[Dataset rows about figures]
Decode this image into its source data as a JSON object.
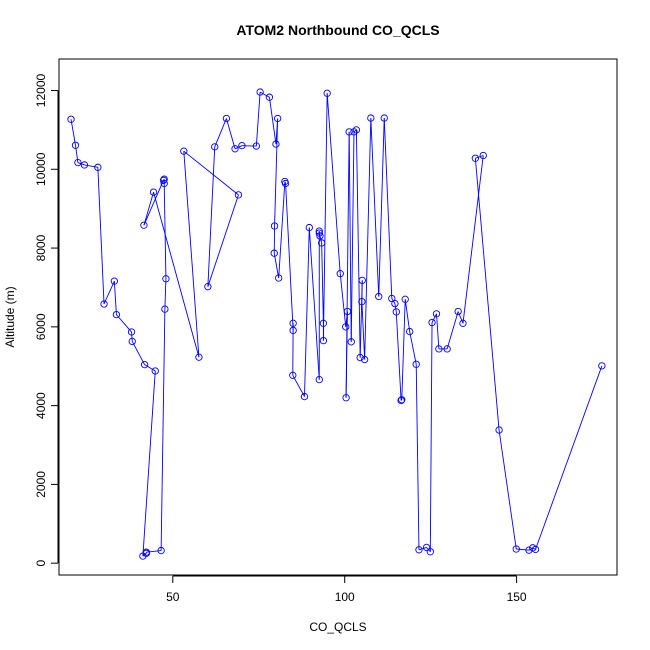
{
  "chart_data": {
    "type": "line",
    "title": "ATOM2 Northbound CO_QCLS",
    "xlabel": "CO_QCLS",
    "ylabel": "Altitude (m)",
    "xlim": [
      16.9,
      179.2
    ],
    "ylim": [
      -300,
      12800
    ],
    "x_ticks": [
      50,
      100,
      150
    ],
    "y_ticks": [
      0,
      2000,
      4000,
      6000,
      8000,
      10000,
      12000
    ],
    "grid": false,
    "legend": "none",
    "line_color": "#0000ff",
    "marker": "open-circle",
    "series": [
      {
        "x": [
          20.4,
          21.7,
          22.4,
          24.3,
          28.2,
          30.0,
          33.0,
          33.6,
          38.0,
          38.2,
          41.8,
          44.9,
          41.3,
          42.3,
          42.3,
          46.6,
          47.7,
          48.0,
          47.5,
          47.5,
          47.3,
          41.6,
          44.4,
          57.6,
          53.2,
          69.1,
          60.2,
          62.2,
          65.6,
          68.1,
          70.1,
          74.3,
          75.4,
          78.1,
          80.0,
          80.5,
          79.6,
          79.5,
          80.8,
          82.6,
          82.8,
          85.0,
          85.0,
          84.9,
          88.3,
          89.7,
          92.6,
          92.6,
          92.6,
          92.8,
          93.3,
          93.8,
          93.8,
          94.9,
          98.7,
          100.3,
          100.8,
          100.4,
          101.3,
          101.9,
          102.7,
          103.4,
          104.5,
          105.1,
          105.0,
          105.8,
          107.6,
          109.9,
          111.5,
          113.7,
          114.6,
          115.0,
          116.4,
          116.6,
          117.6,
          118.9,
          120.8,
          121.6,
          123.8,
          124.9,
          125.4,
          126.7,
          127.4,
          129.8,
          133.0,
          134.4,
          140.3,
          138.0,
          144.9,
          149.9,
          153.6,
          154.7,
          155.5,
          174.8
        ],
        "y": [
          11270,
          10610,
          10170,
          10110,
          10050,
          6580,
          7160,
          6310,
          5870,
          5630,
          5040,
          4880,
          180,
          250,
          280,
          320,
          6450,
          7220,
          9640,
          9750,
          9720,
          8580,
          9420,
          5230,
          10460,
          9350,
          7020,
          10570,
          11290,
          10520,
          10600,
          10590,
          11960,
          11830,
          10640,
          11290,
          8560,
          7870,
          7240,
          9690,
          9640,
          5910,
          6090,
          4770,
          4230,
          8520,
          4660,
          8430,
          8380,
          8310,
          8130,
          6090,
          5650,
          11930,
          7350,
          6000,
          6390,
          4200,
          10950,
          5620,
          10950,
          11000,
          5220,
          7180,
          6640,
          5170,
          11300,
          6770,
          11300,
          6720,
          6590,
          6380,
          4130,
          4150,
          6700,
          5880,
          5050,
          340,
          400,
          290,
          6110,
          6330,
          5440,
          5440,
          6390,
          6090,
          10350,
          10280,
          3380,
          360,
          330,
          390,
          350,
          5010
        ],
        "order": [
          0,
          1,
          2,
          3,
          4,
          5,
          6,
          7,
          8,
          9,
          10,
          11,
          12,
          13,
          14,
          15,
          16,
          17,
          18,
          19,
          20,
          21,
          22,
          23,
          24,
          25,
          26,
          27,
          28,
          29,
          30,
          31,
          32,
          33,
          34,
          35,
          36,
          37,
          38,
          39,
          40,
          41,
          42,
          43,
          44,
          45,
          46,
          47,
          48,
          49,
          50,
          51,
          52,
          53,
          54,
          55,
          56,
          57,
          58,
          59,
          60,
          61,
          62,
          63,
          64,
          65,
          66,
          67,
          68,
          69,
          70,
          71,
          72,
          73,
          74,
          75,
          76,
          77,
          78,
          79,
          80,
          81,
          82,
          83,
          84,
          85,
          86,
          87,
          88,
          89,
          90,
          91,
          92,
          93
        ]
      }
    ]
  }
}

→ **Task description**:
Quote the data above in full and without alteration; skip the pictures.

→ **Answer to this task**:
Decode this image into its source data as a JSON object.
{
  "chart_data": {
    "type": "line",
    "title": "ATOM2 Northbound CO_QCLS",
    "xlabel": "CO_QCLS",
    "ylabel": "Altitude (m)",
    "xlim": [
      16.9,
      179.2
    ],
    "ylim": [
      -300,
      12800
    ],
    "x_ticks": [
      50,
      100,
      150
    ],
    "y_ticks": [
      0,
      2000,
      4000,
      6000,
      8000,
      10000,
      12000
    ],
    "grid": false,
    "legend": "none",
    "line_color": "#0000ff",
    "marker": "open-circle",
    "series": [
      {
        "x": [
          20.4,
          21.7,
          22.4,
          24.3,
          28.2,
          30.0,
          33.0,
          33.6,
          38.0,
          38.2,
          41.8,
          44.9,
          41.3,
          42.3,
          42.3,
          46.6,
          47.7,
          48.0,
          47.5,
          47.5,
          47.3,
          41.6,
          44.4,
          57.6,
          53.2,
          69.1,
          60.2,
          62.2,
          65.6,
          68.1,
          70.1,
          74.3,
          75.4,
          78.1,
          80.0,
          80.5,
          79.6,
          79.5,
          80.8,
          82.6,
          82.8,
          85.0,
          85.0,
          84.9,
          88.3,
          89.7,
          92.6,
          92.6,
          92.6,
          92.8,
          93.3,
          93.8,
          93.8,
          94.9,
          98.7,
          100.3,
          100.8,
          100.4,
          101.3,
          101.9,
          102.7,
          103.4,
          104.5,
          105.1,
          105.0,
          105.8,
          107.6,
          109.9,
          111.5,
          113.7,
          114.6,
          115.0,
          116.4,
          116.6,
          117.6,
          118.9,
          120.8,
          121.6,
          123.8,
          124.9,
          125.4,
          126.7,
          127.4,
          129.8,
          133.0,
          134.4,
          140.3,
          138.0,
          144.9,
          149.9,
          153.6,
          154.7,
          155.5,
          174.8
        ],
        "y": [
          11270,
          10610,
          10170,
          10110,
          10050,
          6580,
          7160,
          6310,
          5870,
          5630,
          5040,
          4880,
          180,
          250,
          280,
          320,
          6450,
          7220,
          9640,
          9750,
          9720,
          8580,
          9420,
          5230,
          10460,
          9350,
          7020,
          10570,
          11290,
          10520,
          10600,
          10590,
          11960,
          11830,
          10640,
          11290,
          8560,
          7870,
          7240,
          9690,
          9640,
          5910,
          6090,
          4770,
          4230,
          8520,
          4660,
          8430,
          8380,
          8310,
          8130,
          6090,
          5650,
          11930,
          7350,
          6000,
          6390,
          4200,
          10950,
          5620,
          10950,
          11000,
          5220,
          7180,
          6640,
          5170,
          11300,
          6770,
          11300,
          6720,
          6590,
          6380,
          4130,
          4150,
          6700,
          5880,
          5050,
          340,
          400,
          290,
          6110,
          6330,
          5440,
          5440,
          6390,
          6090,
          10350,
          10280,
          3380,
          360,
          330,
          390,
          350,
          5010
        ],
        "order": [
          0,
          1,
          2,
          3,
          4,
          5,
          6,
          7,
          8,
          9,
          10,
          11,
          12,
          13,
          14,
          15,
          16,
          17,
          18,
          19,
          20,
          21,
          22,
          23,
          24,
          25,
          26,
          27,
          28,
          29,
          30,
          31,
          32,
          33,
          34,
          35,
          36,
          37,
          38,
          39,
          40,
          41,
          42,
          43,
          44,
          45,
          46,
          47,
          48,
          49,
          50,
          51,
          52,
          53,
          54,
          55,
          56,
          57,
          58,
          59,
          60,
          61,
          62,
          63,
          64,
          65,
          66,
          67,
          68,
          69,
          70,
          71,
          72,
          73,
          74,
          75,
          76,
          77,
          78,
          79,
          80,
          81,
          82,
          83,
          84,
          85,
          86,
          87,
          88,
          89,
          90,
          91,
          92,
          93
        ]
      }
    ]
  }
}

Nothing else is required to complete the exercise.